◆ Available records:
╭──

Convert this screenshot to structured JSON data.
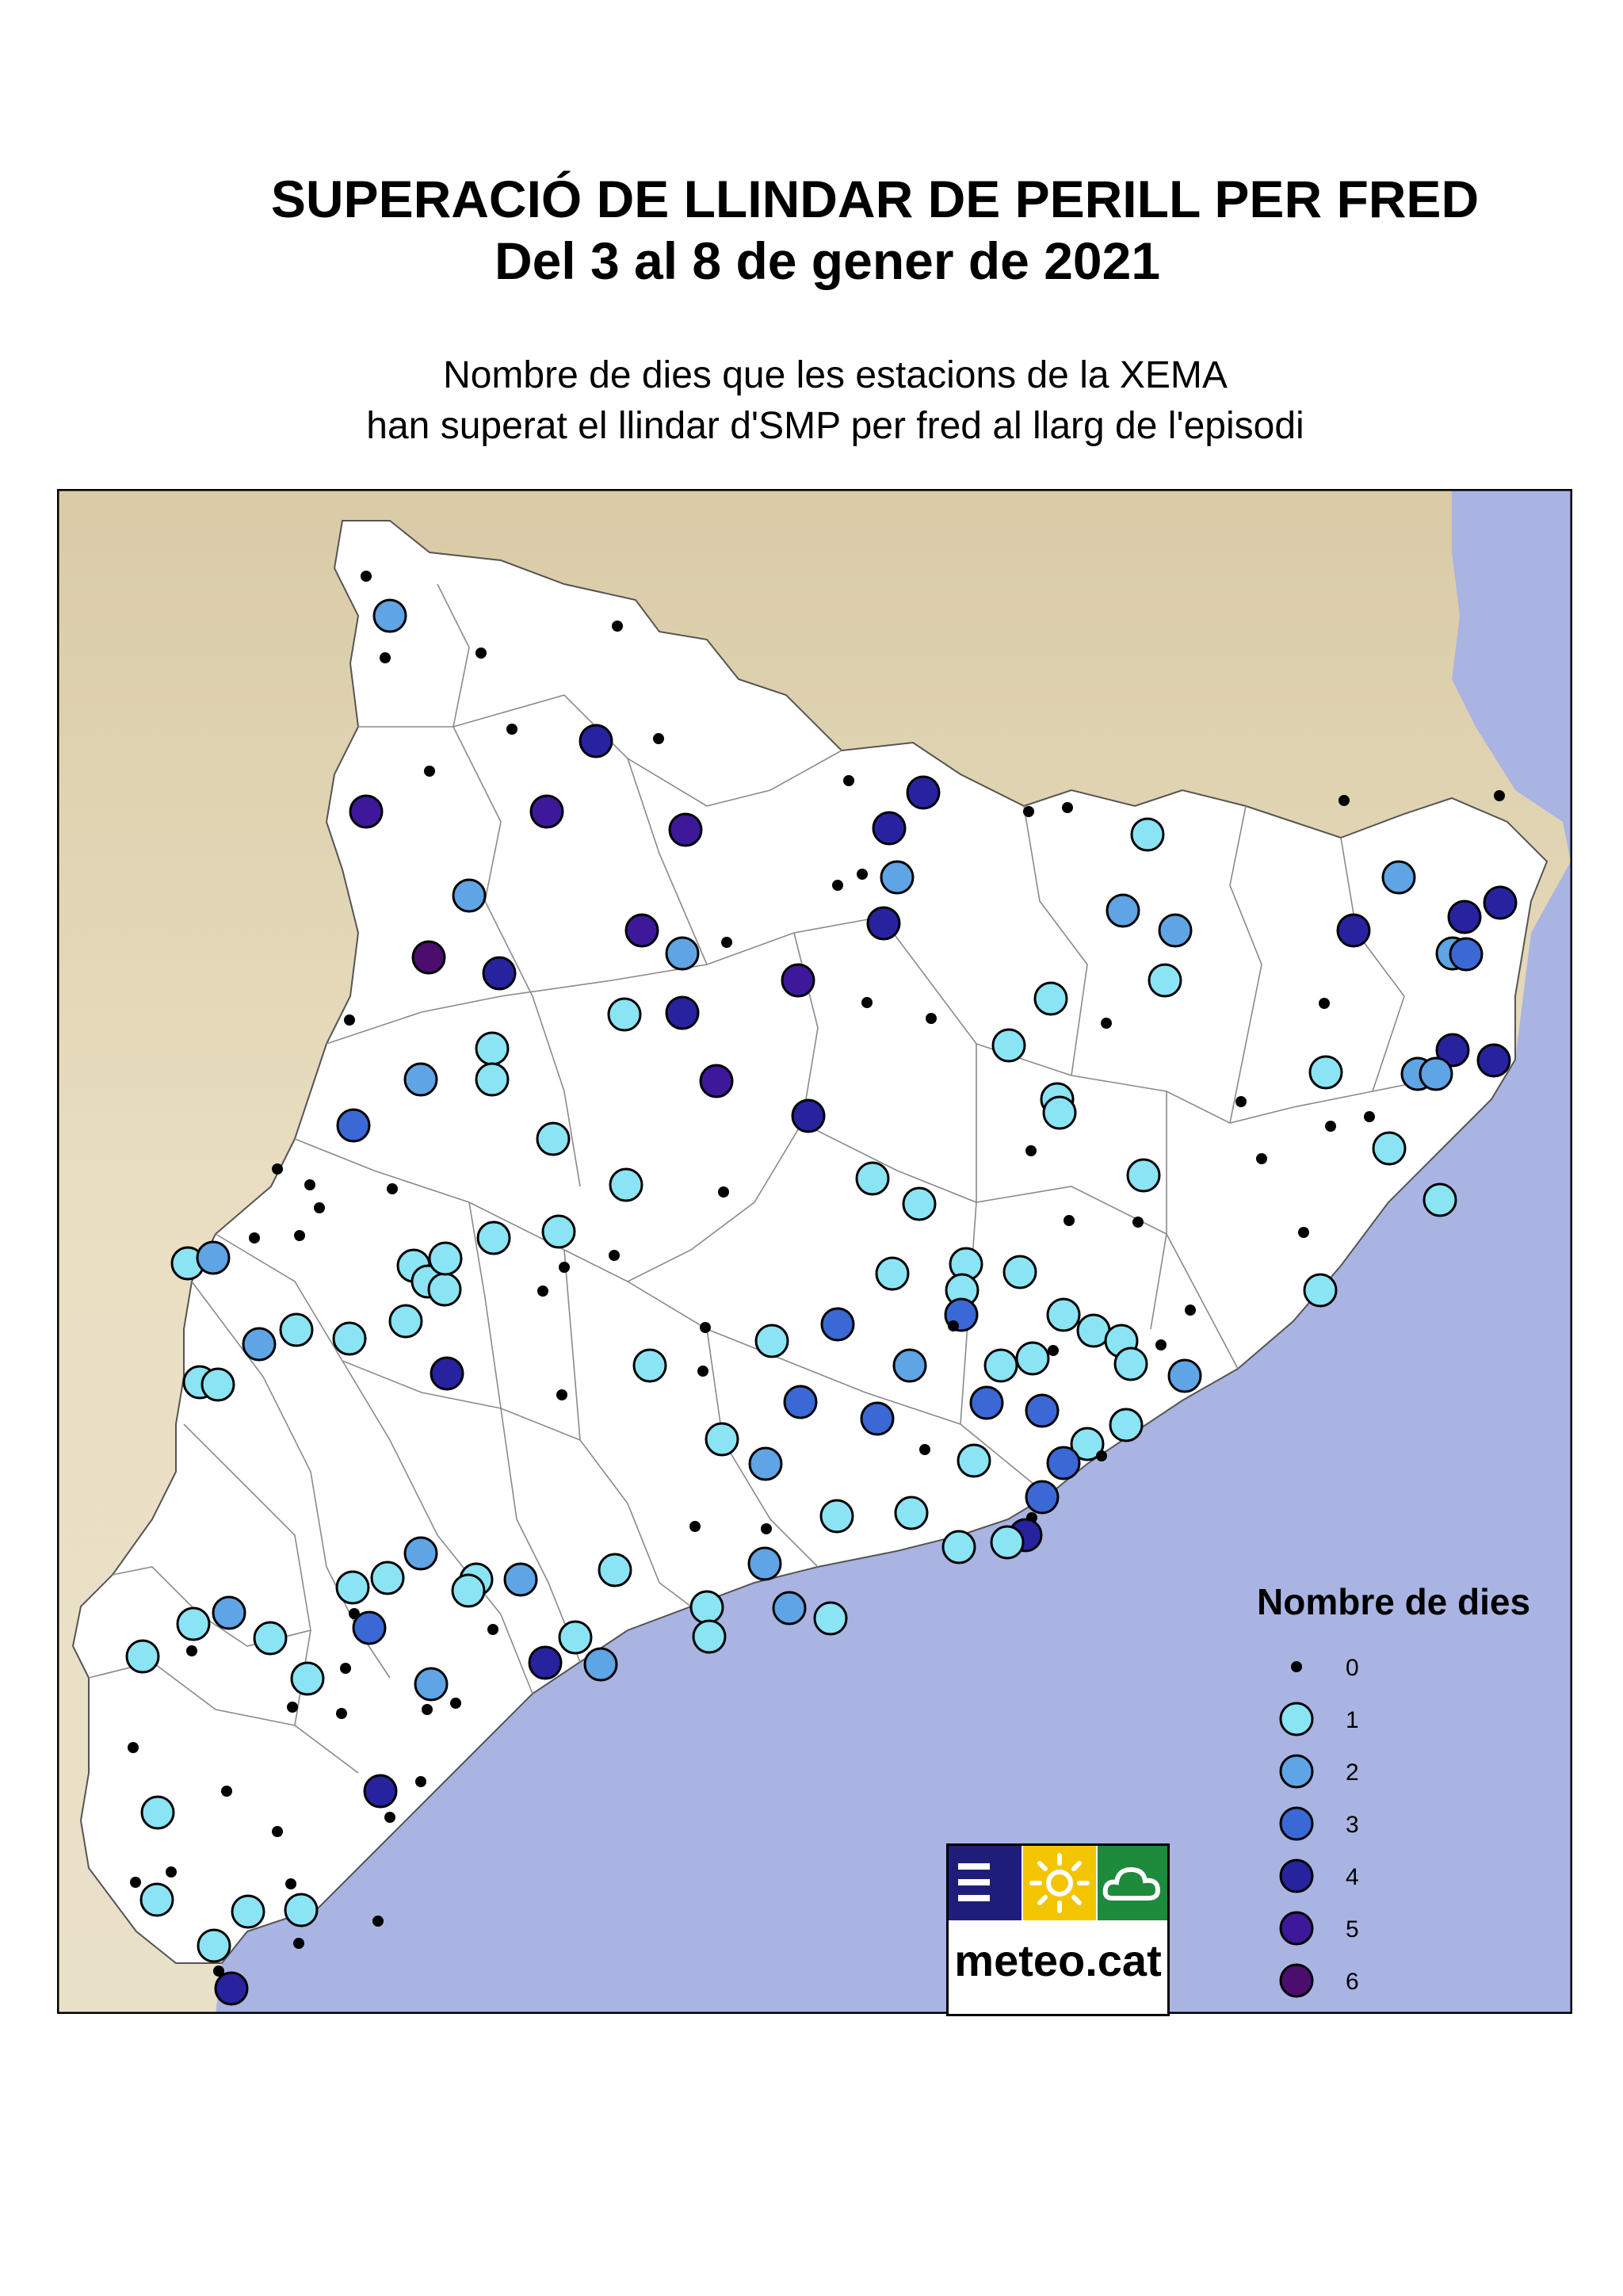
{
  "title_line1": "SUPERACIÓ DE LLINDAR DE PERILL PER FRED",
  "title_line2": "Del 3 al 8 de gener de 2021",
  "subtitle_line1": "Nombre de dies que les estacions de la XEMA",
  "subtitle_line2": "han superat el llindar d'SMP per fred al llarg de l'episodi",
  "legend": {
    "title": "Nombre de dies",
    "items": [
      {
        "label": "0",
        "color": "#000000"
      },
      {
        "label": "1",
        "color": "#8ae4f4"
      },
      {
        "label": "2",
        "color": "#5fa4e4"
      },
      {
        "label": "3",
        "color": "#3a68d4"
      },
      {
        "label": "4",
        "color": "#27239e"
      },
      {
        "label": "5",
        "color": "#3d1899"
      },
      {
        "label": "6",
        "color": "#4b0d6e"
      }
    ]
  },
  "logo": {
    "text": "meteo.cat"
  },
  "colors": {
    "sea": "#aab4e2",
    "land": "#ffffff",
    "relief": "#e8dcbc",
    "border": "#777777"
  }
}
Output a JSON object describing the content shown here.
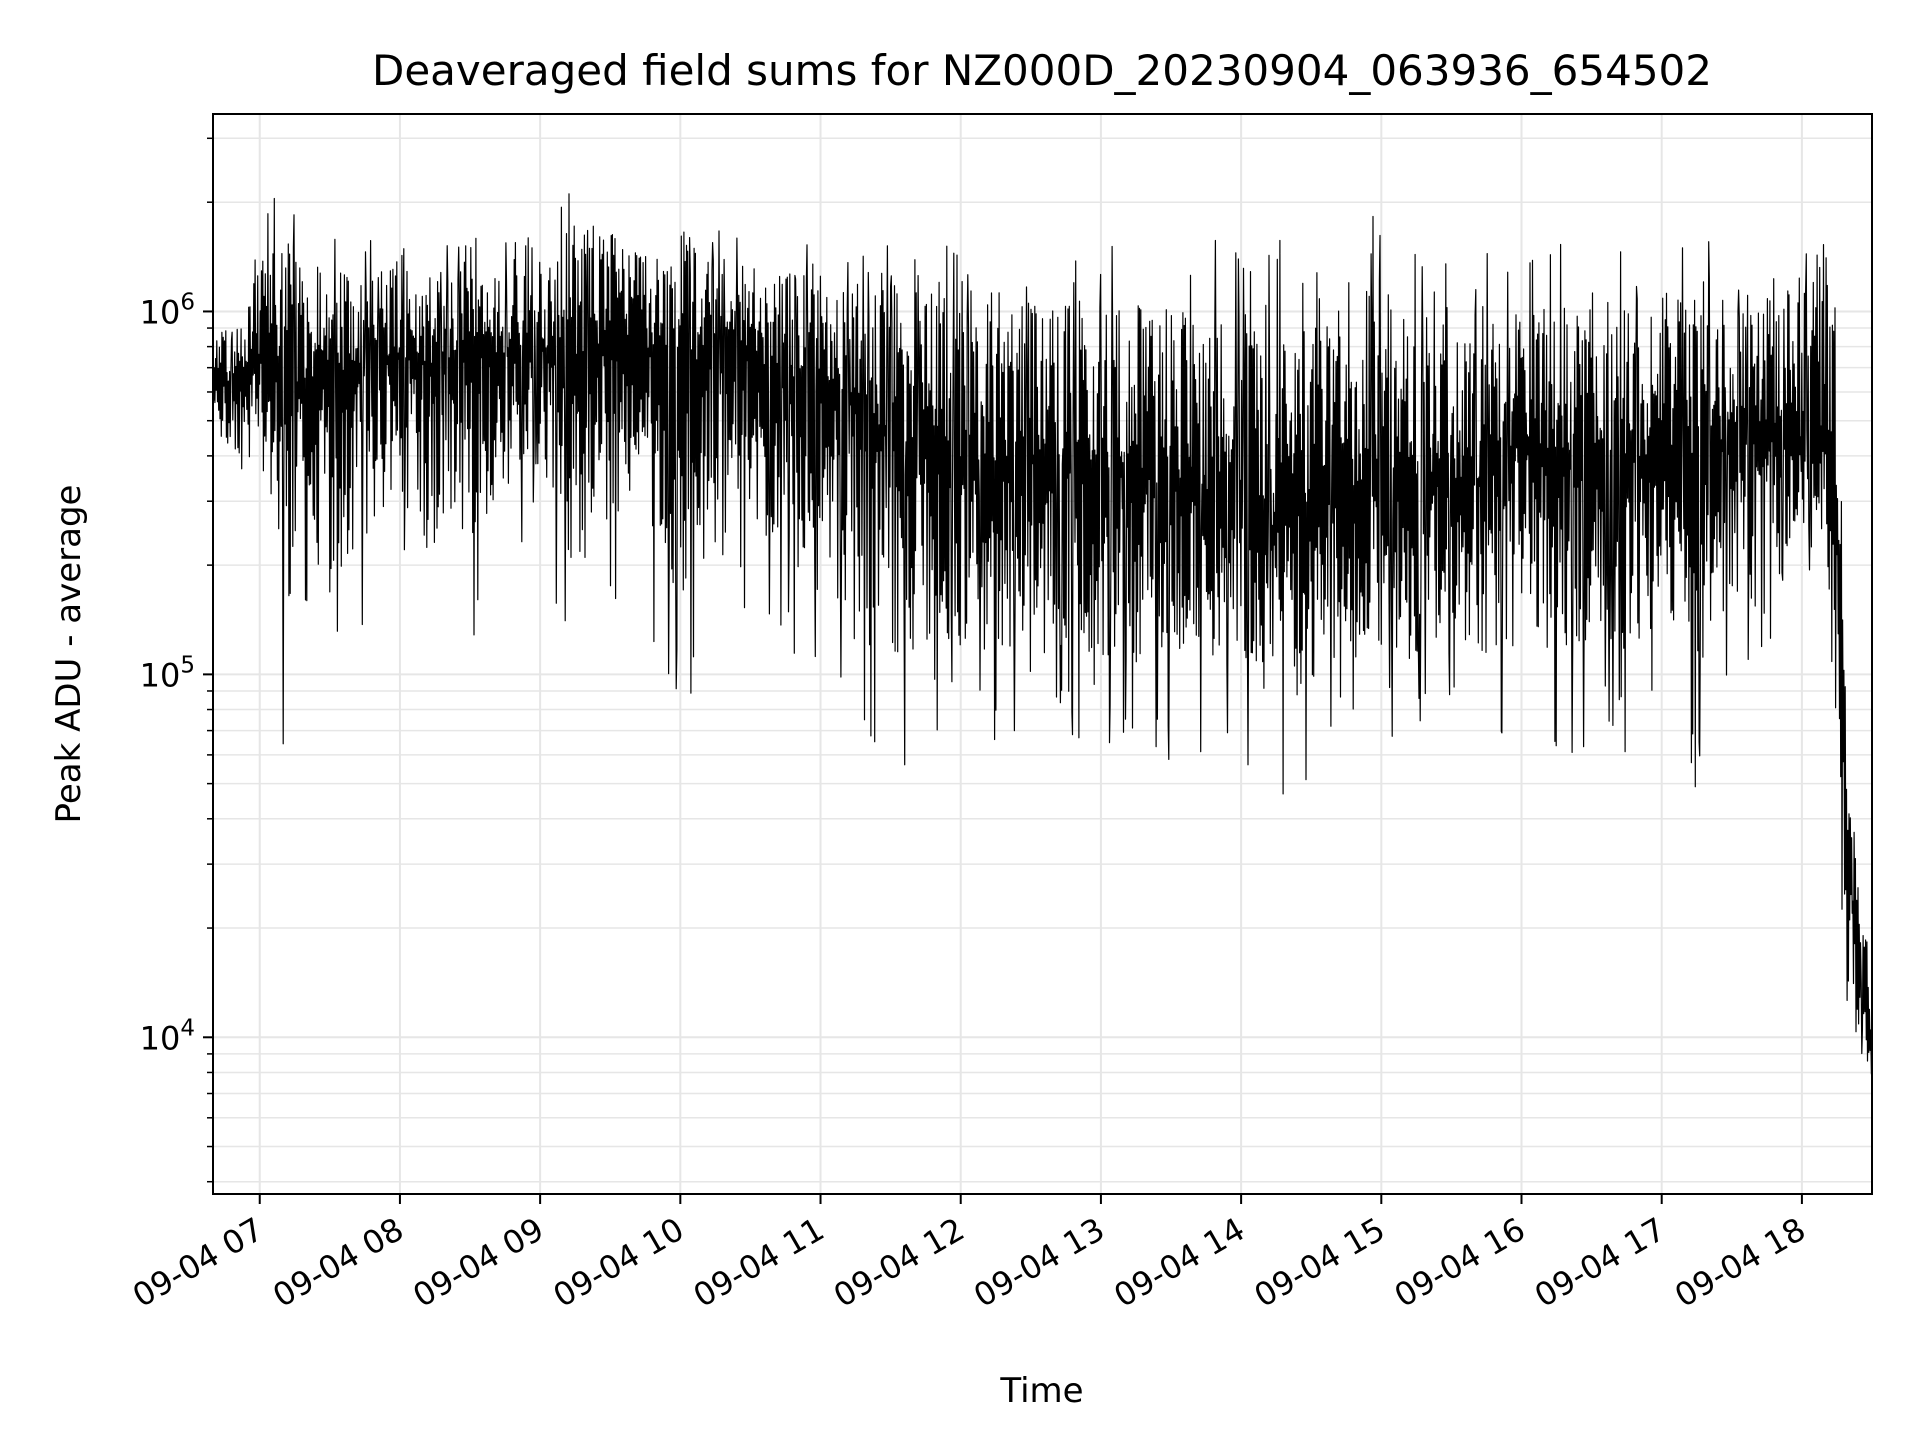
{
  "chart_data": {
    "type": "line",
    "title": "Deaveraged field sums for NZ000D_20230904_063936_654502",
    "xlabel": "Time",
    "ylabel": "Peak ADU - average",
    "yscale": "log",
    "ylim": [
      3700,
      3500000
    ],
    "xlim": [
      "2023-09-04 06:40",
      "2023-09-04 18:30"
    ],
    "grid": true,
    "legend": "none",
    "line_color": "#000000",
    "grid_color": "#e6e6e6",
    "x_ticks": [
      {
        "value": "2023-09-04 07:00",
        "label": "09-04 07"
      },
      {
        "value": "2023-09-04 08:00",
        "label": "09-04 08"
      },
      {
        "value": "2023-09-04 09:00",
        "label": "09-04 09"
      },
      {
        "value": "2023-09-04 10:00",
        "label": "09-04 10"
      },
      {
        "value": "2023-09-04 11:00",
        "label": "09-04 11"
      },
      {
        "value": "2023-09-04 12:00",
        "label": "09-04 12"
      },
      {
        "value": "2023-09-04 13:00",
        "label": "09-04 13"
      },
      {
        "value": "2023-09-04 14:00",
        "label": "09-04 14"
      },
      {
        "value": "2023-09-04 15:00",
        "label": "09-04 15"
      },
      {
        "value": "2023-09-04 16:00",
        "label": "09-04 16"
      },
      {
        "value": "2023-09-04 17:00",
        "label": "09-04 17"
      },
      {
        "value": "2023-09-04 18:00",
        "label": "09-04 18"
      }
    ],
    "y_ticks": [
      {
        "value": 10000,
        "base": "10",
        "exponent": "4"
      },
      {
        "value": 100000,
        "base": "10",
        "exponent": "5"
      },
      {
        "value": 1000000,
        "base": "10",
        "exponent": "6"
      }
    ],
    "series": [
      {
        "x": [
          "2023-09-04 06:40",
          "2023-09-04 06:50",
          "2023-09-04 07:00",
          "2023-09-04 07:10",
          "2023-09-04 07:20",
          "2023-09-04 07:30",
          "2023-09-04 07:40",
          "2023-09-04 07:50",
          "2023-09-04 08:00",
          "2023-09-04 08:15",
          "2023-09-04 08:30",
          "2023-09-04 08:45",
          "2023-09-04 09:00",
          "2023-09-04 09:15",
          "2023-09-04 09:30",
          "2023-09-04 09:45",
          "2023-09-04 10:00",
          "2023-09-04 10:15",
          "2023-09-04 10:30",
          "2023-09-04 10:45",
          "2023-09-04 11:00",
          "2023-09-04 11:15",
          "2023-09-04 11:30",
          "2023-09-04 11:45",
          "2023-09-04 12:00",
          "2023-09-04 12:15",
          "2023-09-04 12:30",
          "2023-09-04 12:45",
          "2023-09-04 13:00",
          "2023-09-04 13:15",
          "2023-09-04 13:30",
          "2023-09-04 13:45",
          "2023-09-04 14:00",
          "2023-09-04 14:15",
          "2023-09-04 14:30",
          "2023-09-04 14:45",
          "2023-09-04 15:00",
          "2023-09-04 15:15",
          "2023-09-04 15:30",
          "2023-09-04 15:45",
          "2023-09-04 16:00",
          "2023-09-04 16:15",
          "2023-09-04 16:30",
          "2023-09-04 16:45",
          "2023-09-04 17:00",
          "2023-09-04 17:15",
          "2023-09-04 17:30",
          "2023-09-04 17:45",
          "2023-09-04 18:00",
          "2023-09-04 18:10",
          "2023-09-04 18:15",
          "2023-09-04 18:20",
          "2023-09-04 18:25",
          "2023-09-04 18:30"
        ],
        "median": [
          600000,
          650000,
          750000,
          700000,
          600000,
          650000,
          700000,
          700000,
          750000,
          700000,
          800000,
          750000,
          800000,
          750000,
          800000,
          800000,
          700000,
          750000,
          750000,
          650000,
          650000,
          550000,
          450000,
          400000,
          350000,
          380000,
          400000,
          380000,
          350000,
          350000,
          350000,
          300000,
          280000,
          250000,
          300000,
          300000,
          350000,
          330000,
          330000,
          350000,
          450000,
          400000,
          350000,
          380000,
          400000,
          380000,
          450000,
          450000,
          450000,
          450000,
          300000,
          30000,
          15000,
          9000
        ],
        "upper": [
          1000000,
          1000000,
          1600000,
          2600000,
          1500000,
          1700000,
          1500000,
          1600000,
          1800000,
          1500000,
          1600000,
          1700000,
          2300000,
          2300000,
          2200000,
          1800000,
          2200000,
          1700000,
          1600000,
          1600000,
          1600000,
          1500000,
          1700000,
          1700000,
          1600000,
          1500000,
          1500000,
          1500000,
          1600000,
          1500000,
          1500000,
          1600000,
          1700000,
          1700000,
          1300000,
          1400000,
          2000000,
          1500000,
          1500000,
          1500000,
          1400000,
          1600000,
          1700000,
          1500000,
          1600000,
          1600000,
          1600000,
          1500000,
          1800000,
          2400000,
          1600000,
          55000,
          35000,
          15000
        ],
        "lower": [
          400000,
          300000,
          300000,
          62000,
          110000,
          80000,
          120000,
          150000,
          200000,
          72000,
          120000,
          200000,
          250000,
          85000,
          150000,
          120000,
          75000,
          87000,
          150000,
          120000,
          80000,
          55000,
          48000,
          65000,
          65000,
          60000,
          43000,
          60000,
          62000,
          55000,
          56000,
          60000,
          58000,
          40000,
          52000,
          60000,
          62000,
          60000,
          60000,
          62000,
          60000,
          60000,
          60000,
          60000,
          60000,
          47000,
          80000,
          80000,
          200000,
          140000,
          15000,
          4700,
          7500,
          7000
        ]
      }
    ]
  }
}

╰──

◆ What you are asked to do:
Collect each line containing the string "dies".

◆ Output below:
  "subtitle_line1": "Nombre de dies que les estacions de la XEMA",
    "title": "Nombre de dies",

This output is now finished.